Provided records:
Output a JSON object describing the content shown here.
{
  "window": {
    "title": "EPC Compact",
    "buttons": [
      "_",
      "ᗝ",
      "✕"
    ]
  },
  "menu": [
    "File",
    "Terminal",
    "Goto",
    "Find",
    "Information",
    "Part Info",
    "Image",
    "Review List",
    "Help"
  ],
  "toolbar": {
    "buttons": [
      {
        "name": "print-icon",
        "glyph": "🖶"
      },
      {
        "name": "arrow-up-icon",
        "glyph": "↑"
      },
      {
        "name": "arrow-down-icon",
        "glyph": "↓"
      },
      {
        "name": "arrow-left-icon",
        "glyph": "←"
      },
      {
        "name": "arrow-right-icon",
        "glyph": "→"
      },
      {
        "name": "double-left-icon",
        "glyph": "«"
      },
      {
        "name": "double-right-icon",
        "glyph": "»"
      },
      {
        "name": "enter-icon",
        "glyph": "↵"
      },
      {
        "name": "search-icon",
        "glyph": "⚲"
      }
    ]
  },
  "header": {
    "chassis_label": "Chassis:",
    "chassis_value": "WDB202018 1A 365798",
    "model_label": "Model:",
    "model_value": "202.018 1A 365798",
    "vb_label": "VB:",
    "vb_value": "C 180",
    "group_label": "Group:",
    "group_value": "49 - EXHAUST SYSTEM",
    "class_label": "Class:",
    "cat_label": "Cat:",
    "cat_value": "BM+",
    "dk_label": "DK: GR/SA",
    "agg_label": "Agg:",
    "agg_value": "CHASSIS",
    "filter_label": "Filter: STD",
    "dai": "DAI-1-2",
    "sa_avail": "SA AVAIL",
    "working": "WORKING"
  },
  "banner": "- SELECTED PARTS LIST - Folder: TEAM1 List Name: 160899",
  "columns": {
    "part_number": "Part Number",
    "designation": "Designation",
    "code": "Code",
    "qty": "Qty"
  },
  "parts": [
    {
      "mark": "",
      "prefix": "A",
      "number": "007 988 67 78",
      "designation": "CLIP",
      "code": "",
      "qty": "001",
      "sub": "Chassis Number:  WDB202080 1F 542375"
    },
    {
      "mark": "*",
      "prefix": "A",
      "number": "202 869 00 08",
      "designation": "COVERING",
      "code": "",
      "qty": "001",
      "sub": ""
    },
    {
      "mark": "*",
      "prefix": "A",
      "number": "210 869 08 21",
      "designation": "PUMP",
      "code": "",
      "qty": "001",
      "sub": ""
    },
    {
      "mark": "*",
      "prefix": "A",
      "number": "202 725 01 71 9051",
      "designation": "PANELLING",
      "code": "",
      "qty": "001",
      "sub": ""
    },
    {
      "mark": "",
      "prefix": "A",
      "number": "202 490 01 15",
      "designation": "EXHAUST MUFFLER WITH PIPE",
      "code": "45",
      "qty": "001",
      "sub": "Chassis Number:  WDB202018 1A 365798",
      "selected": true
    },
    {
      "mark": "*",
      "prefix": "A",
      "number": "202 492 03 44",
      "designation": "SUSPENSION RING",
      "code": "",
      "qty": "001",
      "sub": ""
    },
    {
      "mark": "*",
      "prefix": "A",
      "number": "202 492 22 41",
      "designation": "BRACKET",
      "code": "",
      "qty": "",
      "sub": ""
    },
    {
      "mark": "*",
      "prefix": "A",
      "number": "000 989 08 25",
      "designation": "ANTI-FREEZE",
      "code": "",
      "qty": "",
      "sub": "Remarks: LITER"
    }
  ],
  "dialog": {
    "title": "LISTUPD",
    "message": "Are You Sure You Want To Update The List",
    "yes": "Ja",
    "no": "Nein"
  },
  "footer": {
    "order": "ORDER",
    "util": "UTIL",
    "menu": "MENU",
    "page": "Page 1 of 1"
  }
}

Required work:
Retype all of the material above with every character intact.

Answer below:
Output a JSON object describing the content shown here.
{
  "window": {
    "title": "EPC Compact",
    "buttons": [
      "_",
      "ᗝ",
      "✕"
    ]
  },
  "menu": [
    "File",
    "Terminal",
    "Goto",
    "Find",
    "Information",
    "Part Info",
    "Image",
    "Review List",
    "Help"
  ],
  "toolbar": {
    "buttons": [
      {
        "name": "print-icon",
        "glyph": "🖶"
      },
      {
        "name": "arrow-up-icon",
        "glyph": "↑"
      },
      {
        "name": "arrow-down-icon",
        "glyph": "↓"
      },
      {
        "name": "arrow-left-icon",
        "glyph": "←"
      },
      {
        "name": "arrow-right-icon",
        "glyph": "→"
      },
      {
        "name": "double-left-icon",
        "glyph": "«"
      },
      {
        "name": "double-right-icon",
        "glyph": "»"
      },
      {
        "name": "enter-icon",
        "glyph": "↵"
      },
      {
        "name": "search-icon",
        "glyph": "⚲"
      }
    ]
  },
  "header": {
    "chassis_label": "Chassis:",
    "chassis_value": "WDB202018 1A 365798",
    "model_label": "Model:",
    "model_value": "202.018 1A 365798",
    "vb_label": "VB:",
    "vb_value": "C 180",
    "group_label": "Group:",
    "group_value": "49 - EXHAUST SYSTEM",
    "class_label": "Class:",
    "cat_label": "Cat:",
    "cat_value": "BM+",
    "dk_label": "DK: GR/SA",
    "agg_label": "Agg:",
    "agg_value": "CHASSIS",
    "filter_label": "Filter: STD",
    "dai": "DAI-1-2",
    "sa_avail": "SA AVAIL",
    "working": "WORKING"
  },
  "banner": "- SELECTED PARTS LIST - Folder: TEAM1 List Name: 160899",
  "columns": {
    "part_number": "Part Number",
    "designation": "Designation",
    "code": "Code",
    "qty": "Qty"
  },
  "parts": [
    {
      "mark": "",
      "prefix": "A",
      "number": "007 988 67 78",
      "designation": "CLIP",
      "code": "",
      "qty": "001",
      "sub": "Chassis Number:  WDB202080 1F 542375"
    },
    {
      "mark": "*",
      "prefix": "A",
      "number": "202 869 00 08",
      "designation": "COVERING",
      "code": "",
      "qty": "001",
      "sub": ""
    },
    {
      "mark": "*",
      "prefix": "A",
      "number": "210 869 08 21",
      "designation": "PUMP",
      "code": "",
      "qty": "001",
      "sub": ""
    },
    {
      "mark": "*",
      "prefix": "A",
      "number": "202 725 01 71 9051",
      "designation": "PANELLING",
      "code": "",
      "qty": "001",
      "sub": ""
    },
    {
      "mark": "",
      "prefix": "A",
      "number": "202 490 01 15",
      "designation": "EXHAUST MUFFLER WITH PIPE",
      "code": "45",
      "qty": "001",
      "sub": "Chassis Number:  WDB202018 1A 365798",
      "selected": true
    },
    {
      "mark": "*",
      "prefix": "A",
      "number": "202 492 03 44",
      "designation": "SUSPENSION RING",
      "code": "",
      "qty": "001",
      "sub": ""
    },
    {
      "mark": "*",
      "prefix": "A",
      "number": "202 492 22 41",
      "designation": "BRACKET",
      "code": "",
      "qty": "",
      "sub": ""
    },
    {
      "mark": "*",
      "prefix": "A",
      "number": "000 989 08 25",
      "designation": "ANTI-FREEZE",
      "code": "",
      "qty": "",
      "sub": "Remarks: LITER"
    }
  ],
  "dialog": {
    "title": "LISTUPD",
    "message": "Are You Sure You Want To Update The List",
    "yes": "Ja",
    "no": "Nein"
  },
  "footer": {
    "order": "ORDER",
    "util": "UTIL",
    "menu": "MENU",
    "page": "Page 1 of 1"
  }
}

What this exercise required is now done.